Dataset records on visual material:
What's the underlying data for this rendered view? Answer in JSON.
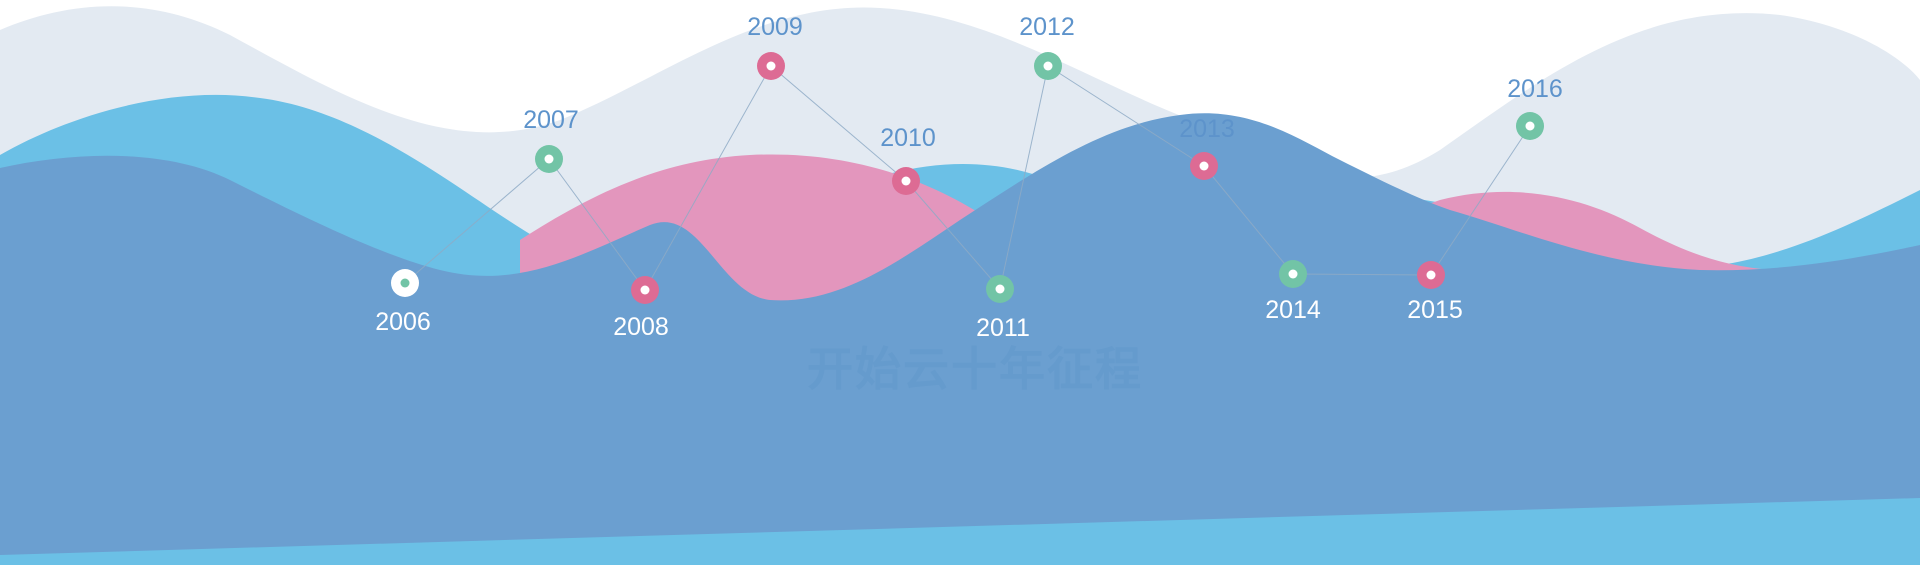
{
  "watermark": "开始云十年征程",
  "timeline": [
    {
      "year": "2006",
      "color": "white"
    },
    {
      "year": "2007",
      "color": "green"
    },
    {
      "year": "2008",
      "color": "pink"
    },
    {
      "year": "2009",
      "color": "pink"
    },
    {
      "year": "2010",
      "color": "pink"
    },
    {
      "year": "2011",
      "color": "green"
    },
    {
      "year": "2012",
      "color": "green"
    },
    {
      "year": "2013",
      "color": "pink"
    },
    {
      "year": "2014",
      "color": "green"
    },
    {
      "year": "2015",
      "color": "pink"
    },
    {
      "year": "2016",
      "color": "green"
    }
  ],
  "colors": {
    "back_wave": "#e3eaf2",
    "sky_blue": "#6bc0e6",
    "pink_wave": "#e396bd",
    "steel_blue": "#6b9fd0",
    "node_green": "#72c4a6",
    "node_pink": "#dd6b94",
    "node_white": "#ffffff",
    "label_top": "#5d93cb",
    "label_bottom": "#ffffff",
    "connector": "#8eaac6",
    "watermark": "#6097cb"
  }
}
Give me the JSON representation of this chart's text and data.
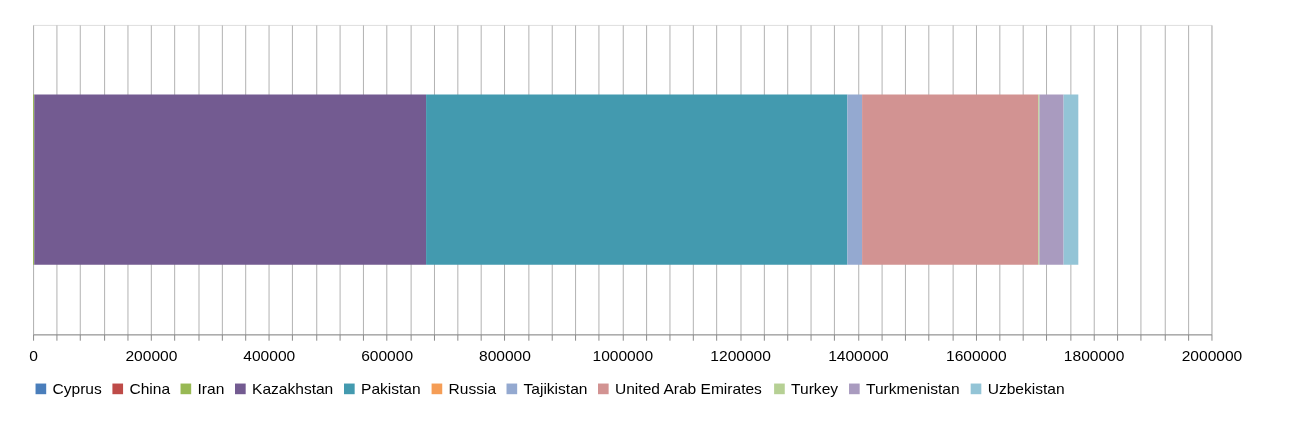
{
  "chart_data": {
    "type": "bar",
    "orientation": "horizontal",
    "stacked": true,
    "categories": [
      null
    ],
    "series": [
      {
        "name": "Cyprus",
        "color": "#4a7ebb",
        "values": [
          0
        ]
      },
      {
        "name": "China",
        "color": "#be4b48",
        "values": [
          0
        ]
      },
      {
        "name": "Iran",
        "color": "#98b954",
        "values": [
          2000
        ]
      },
      {
        "name": "Kazakhstan",
        "color": "#735b91",
        "values": [
          665000
        ]
      },
      {
        "name": "Pakistan",
        "color": "#439aaf",
        "values": [
          715000
        ]
      },
      {
        "name": "Russia",
        "color": "#f59d56",
        "values": [
          0
        ]
      },
      {
        "name": "Tajikistan",
        "color": "#94a9d0",
        "values": [
          25000
        ]
      },
      {
        "name": "United Arab Emirates",
        "color": "#d29392",
        "values": [
          299000
        ]
      },
      {
        "name": "Turkey",
        "color": "#b6d094",
        "values": [
          2000
        ]
      },
      {
        "name": "Turkmenistan",
        "color": "#a99bbf",
        "values": [
          41000
        ]
      },
      {
        "name": "Uzbekistan",
        "color": "#93c4d6",
        "values": [
          25000
        ]
      }
    ],
    "xlim": [
      0,
      2000000
    ],
    "xticks": [
      0,
      {
        "value": 40000,
        "label": null
      },
      {
        "value": 80000,
        "label": null
      },
      {
        "value": 120000,
        "label": null
      },
      {
        "value": 160000,
        "label": null
      },
      200000,
      {
        "value": 240000,
        "label": null
      },
      {
        "value": 280000,
        "label": null
      },
      {
        "value": 320000,
        "label": null
      },
      {
        "value": 360000,
        "label": null
      },
      400000,
      {
        "value": 440000,
        "label": null
      },
      {
        "value": 480000,
        "label": null
      },
      {
        "value": 520000,
        "label": null
      },
      {
        "value": 560000,
        "label": null
      },
      600000,
      {
        "value": 640000,
        "label": null
      },
      {
        "value": 680000,
        "label": null
      },
      {
        "value": 720000,
        "label": null
      },
      {
        "value": 760000,
        "label": null
      },
      800000,
      {
        "value": 840000,
        "label": null
      },
      {
        "value": 880000,
        "label": null
      },
      {
        "value": 920000,
        "label": null
      },
      {
        "value": 960000,
        "label": null
      },
      1000000,
      {
        "value": 1040000,
        "label": null
      },
      {
        "value": 1080000,
        "label": null
      },
      {
        "value": 1120000,
        "label": null
      },
      {
        "value": 1160000,
        "label": null
      },
      1200000,
      {
        "value": 1240000,
        "label": null
      },
      {
        "value": 1280000,
        "label": null
      },
      {
        "value": 1320000,
        "label": null
      },
      {
        "value": 1360000,
        "label": null
      },
      1400000,
      {
        "value": 1440000,
        "label": null
      },
      {
        "value": 1480000,
        "label": null
      },
      {
        "value": 1520000,
        "label": null
      },
      {
        "value": 1560000,
        "label": null
      },
      1600000,
      {
        "value": 1640000,
        "label": null
      },
      {
        "value": 1680000,
        "label": null
      },
      {
        "value": 1720000,
        "label": null
      },
      {
        "value": 1760000,
        "label": null
      },
      1800000,
      {
        "value": 1840000,
        "label": null
      },
      {
        "value": 1880000,
        "label": null
      },
      {
        "value": 1920000,
        "label": null
      },
      {
        "value": 1960000,
        "label": null
      },
      2000000
    ],
    "grid": "x",
    "legend": "bottom",
    "tick_labels": "x"
  }
}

§ **Task objective**: Select the lines that carry the string "this" and copy them.

§ **Response**:
What's the underlying data for this rendered view? Answer in JSON.
Give me the JSON representation of this chart's text and data.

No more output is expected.